> [PROVIDED DATA]
* * *

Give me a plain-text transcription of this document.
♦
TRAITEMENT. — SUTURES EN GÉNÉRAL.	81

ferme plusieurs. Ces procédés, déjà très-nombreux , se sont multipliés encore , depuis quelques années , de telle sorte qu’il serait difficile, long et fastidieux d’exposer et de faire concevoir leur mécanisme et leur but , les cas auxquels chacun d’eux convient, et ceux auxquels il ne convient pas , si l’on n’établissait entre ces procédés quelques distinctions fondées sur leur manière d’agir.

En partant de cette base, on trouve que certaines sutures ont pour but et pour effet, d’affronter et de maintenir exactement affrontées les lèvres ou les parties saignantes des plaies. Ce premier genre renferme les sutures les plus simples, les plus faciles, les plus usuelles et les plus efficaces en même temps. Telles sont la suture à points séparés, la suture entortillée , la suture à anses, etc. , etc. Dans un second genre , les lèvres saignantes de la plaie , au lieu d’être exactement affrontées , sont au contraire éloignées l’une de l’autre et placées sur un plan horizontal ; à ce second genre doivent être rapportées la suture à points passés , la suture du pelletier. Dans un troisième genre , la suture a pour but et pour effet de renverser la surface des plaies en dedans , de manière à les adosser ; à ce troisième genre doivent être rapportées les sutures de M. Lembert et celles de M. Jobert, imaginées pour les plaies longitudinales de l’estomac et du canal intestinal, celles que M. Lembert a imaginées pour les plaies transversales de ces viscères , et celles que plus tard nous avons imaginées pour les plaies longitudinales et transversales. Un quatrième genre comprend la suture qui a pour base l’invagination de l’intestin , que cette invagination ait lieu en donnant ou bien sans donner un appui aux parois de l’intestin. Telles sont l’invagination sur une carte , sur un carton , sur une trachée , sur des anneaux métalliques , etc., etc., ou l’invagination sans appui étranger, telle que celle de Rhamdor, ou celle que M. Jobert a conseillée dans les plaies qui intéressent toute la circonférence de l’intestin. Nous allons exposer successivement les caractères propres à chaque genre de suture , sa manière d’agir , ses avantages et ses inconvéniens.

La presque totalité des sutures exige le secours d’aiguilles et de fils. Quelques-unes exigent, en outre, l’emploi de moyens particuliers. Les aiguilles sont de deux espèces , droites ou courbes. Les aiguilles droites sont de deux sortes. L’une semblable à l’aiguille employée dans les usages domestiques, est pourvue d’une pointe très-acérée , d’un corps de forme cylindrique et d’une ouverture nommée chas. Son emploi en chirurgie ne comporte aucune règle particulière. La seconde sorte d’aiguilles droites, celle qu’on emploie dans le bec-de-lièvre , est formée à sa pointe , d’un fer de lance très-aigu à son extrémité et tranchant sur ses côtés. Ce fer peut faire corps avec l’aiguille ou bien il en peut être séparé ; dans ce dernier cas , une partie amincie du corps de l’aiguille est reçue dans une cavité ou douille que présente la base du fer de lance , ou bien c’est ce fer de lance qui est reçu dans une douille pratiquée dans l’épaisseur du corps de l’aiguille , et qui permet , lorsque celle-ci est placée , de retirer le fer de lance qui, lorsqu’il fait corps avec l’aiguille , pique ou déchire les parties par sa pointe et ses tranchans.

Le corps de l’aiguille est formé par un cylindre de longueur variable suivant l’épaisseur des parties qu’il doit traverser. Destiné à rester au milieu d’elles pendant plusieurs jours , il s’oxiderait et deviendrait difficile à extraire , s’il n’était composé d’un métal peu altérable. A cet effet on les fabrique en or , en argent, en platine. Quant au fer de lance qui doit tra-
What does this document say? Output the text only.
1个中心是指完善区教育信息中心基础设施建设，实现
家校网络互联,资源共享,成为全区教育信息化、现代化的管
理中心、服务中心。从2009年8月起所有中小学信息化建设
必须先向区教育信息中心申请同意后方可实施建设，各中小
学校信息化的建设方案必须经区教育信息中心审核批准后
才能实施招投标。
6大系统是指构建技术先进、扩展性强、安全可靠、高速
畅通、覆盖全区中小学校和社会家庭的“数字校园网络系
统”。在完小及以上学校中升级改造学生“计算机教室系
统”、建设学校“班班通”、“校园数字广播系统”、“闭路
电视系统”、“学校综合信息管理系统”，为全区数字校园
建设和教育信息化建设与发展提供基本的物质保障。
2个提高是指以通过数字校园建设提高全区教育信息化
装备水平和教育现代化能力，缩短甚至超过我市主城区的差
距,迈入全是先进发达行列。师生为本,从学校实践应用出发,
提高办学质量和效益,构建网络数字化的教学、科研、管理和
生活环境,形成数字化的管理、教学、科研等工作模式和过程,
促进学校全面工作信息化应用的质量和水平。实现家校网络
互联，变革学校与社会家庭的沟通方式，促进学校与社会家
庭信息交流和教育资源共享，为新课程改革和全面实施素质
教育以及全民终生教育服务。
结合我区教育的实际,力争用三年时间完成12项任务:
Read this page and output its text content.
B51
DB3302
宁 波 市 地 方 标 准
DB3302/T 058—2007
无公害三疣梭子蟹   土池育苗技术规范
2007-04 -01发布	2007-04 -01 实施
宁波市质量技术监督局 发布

* * *

> [TASK TO COMPLETE]
Copy every line exactly. Leave nothing out.

> [THE COMPLETED TASK]
Give me a plain-text transcription of this document.
♦
TRAITEMENT. — SUTURES EN GÉNÉRAL.	81

ferme plusieurs. Ces procédés, déjà très-nombreux , se sont multipliés encore , depuis quelques années , de telle sorte qu’il serait difficile, long et fastidieux d’exposer et de faire concevoir leur mécanisme et leur but , les cas auxquels chacun d’eux convient, et ceux auxquels il ne convient pas , si l’on n’établissait entre ces procédés quelques distinctions fondées sur leur manière d’agir.

En partant de cette base, on trouve que certaines sutures ont pour but et pour effet, d’affronter et de maintenir exactement affrontées les lèvres ou les parties saignantes des plaies. Ce premier genre renferme les sutures les plus simples, les plus faciles, les plus usuelles et les plus efficaces en même temps. Telles sont la suture à points séparés, la suture entortillée , la suture à anses, etc. , etc. Dans un second genre , les lèvres saignantes de la plaie , au lieu d’être exactement affrontées , sont au contraire éloignées l’une de l’autre et placées sur un plan horizontal ; à ce second genre doivent être rapportées la suture à points passés , la suture du pelletier. Dans un troisième genre , la suture a pour but et pour effet de renverser la surface des plaies en dedans , de manière à les adosser ; à ce troisième genre doivent être rapportées les sutures de M. Lembert et celles de M. Jobert, imaginées pour les plaies longitudinales de l’estomac et du canal intestinal, celles que M. Lembert a imaginées pour les plaies transversales de ces viscères , et celles que plus tard nous avons imaginées pour les plaies longitudinales et transversales. Un quatrième genre comprend la suture qui a pour base l’invagination de l’intestin , que cette invagination ait lieu en donnant ou bien sans donner un appui aux parois de l’intestin. Telles sont l’invagination sur une carte , sur un carton , sur une trachée , sur des anneaux métalliques , etc., etc., ou l’invagination sans appui étranger, telle que celle de Rhamdor, ou celle que M. Jobert a conseillée dans les plaies qui intéressent toute la circonférence de l’intestin. Nous allons exposer successivement les caractères propres à chaque genre de suture , sa manière d’agir , ses avantages et ses inconvéniens.

La presque totalité des sutures exige le secours d’aiguilles et de fils. Quelques-unes exigent, en outre, l’emploi de moyens particuliers. Les aiguilles sont de deux espèces , droites ou courbes. Les aiguilles droites sont de deux sortes. L’une semblable à l’aiguille employée dans les usages domestiques, est pourvue d’une pointe très-acérée , d’un corps de forme cylindrique et d’une ouverture nommée chas. Son emploi en chirurgie ne comporte aucune règle particulière. La seconde sorte d’aiguilles droites, celle qu’on emploie dans le bec-de-lièvre , est formée à sa pointe , d’un fer de lance très-aigu à son extrémité et tranchant sur ses côtés. Ce fer peut faire corps avec l’aiguille ou bien il en peut être séparé ; dans ce dernier cas , une partie amincie du corps de l’aiguille est reçue dans une cavité ou douille que présente la base du fer de lance , ou bien c’est ce fer de lance qui est reçu dans une douille pratiquée dans l’épaisseur du corps de l’aiguille , et qui permet , lorsque celle-ci est placée , de retirer le fer de lance qui, lorsqu’il fait corps avec l’aiguille , pique ou déchire les parties par sa pointe et ses tranchans.

Le corps de l’aiguille est formé par un cylindre de longueur variable suivant l’épaisseur des parties qu’il doit traverser. Destiné à rester au milieu d’elles pendant plusieurs jours , il s’oxiderait et deviendrait difficile à extraire , s’il n’était composé d’un métal peu altérable. A cet effet on les fabrique en or , en argent, en platine. Quant au fer de lance qui doit tra-
What does this document say? Output the text only.
1个中心是指完善区教育信息中心基础设施建设，实现
家校网络互联,资源共享,成为全区教育信息化、现代化的管
理中心、服务中心。从2009年8月起所有中小学信息化建设
必须先向区教育信息中心申请同意后方可实施建设，各中小
学校信息化的建设方案必须经区教育信息中心审核批准后
才能实施招投标。
6大系统是指构建技术先进、扩展性强、安全可靠、高速
畅通、覆盖全区中小学校和社会家庭的“数字校园网络系
统”。在完小及以上学校中升级改造学生“计算机教室系
统”、建设学校“班班通”、“校园数字广播系统”、“闭路
电视系统”、“学校综合信息管理系统”，为全区数字校园
建设和教育信息化建设与发展提供基本的物质保障。
2个提高是指以通过数字校园建设提高全区教育信息化
装备水平和教育现代化能力，缩短甚至超过我市主城区的差
距,迈入全是先进发达行列。师生为本,从学校实践应用出发,
提高办学质量和效益,构建网络数字化的教学、科研、管理和
生活环境,形成数字化的管理、教学、科研等工作模式和过程,
促进学校全面工作信息化应用的质量和水平。实现家校网络
互联，变革学校与社会家庭的沟通方式，促进学校与社会家
庭信息交流和教育资源共享，为新课程改革和全面实施素质
教育以及全民终生教育服务。
结合我区教育的实际,力争用三年时间完成12项任务:
Read this page and output its text content.
B51
DB3302
宁 波 市 地 方 标 准
DB3302/T 058—2007
无公害三疣梭子蟹   土池育苗技术规范
2007-04 -01发布	2007-04 -01 实施
宁波市质量技术监督局 发布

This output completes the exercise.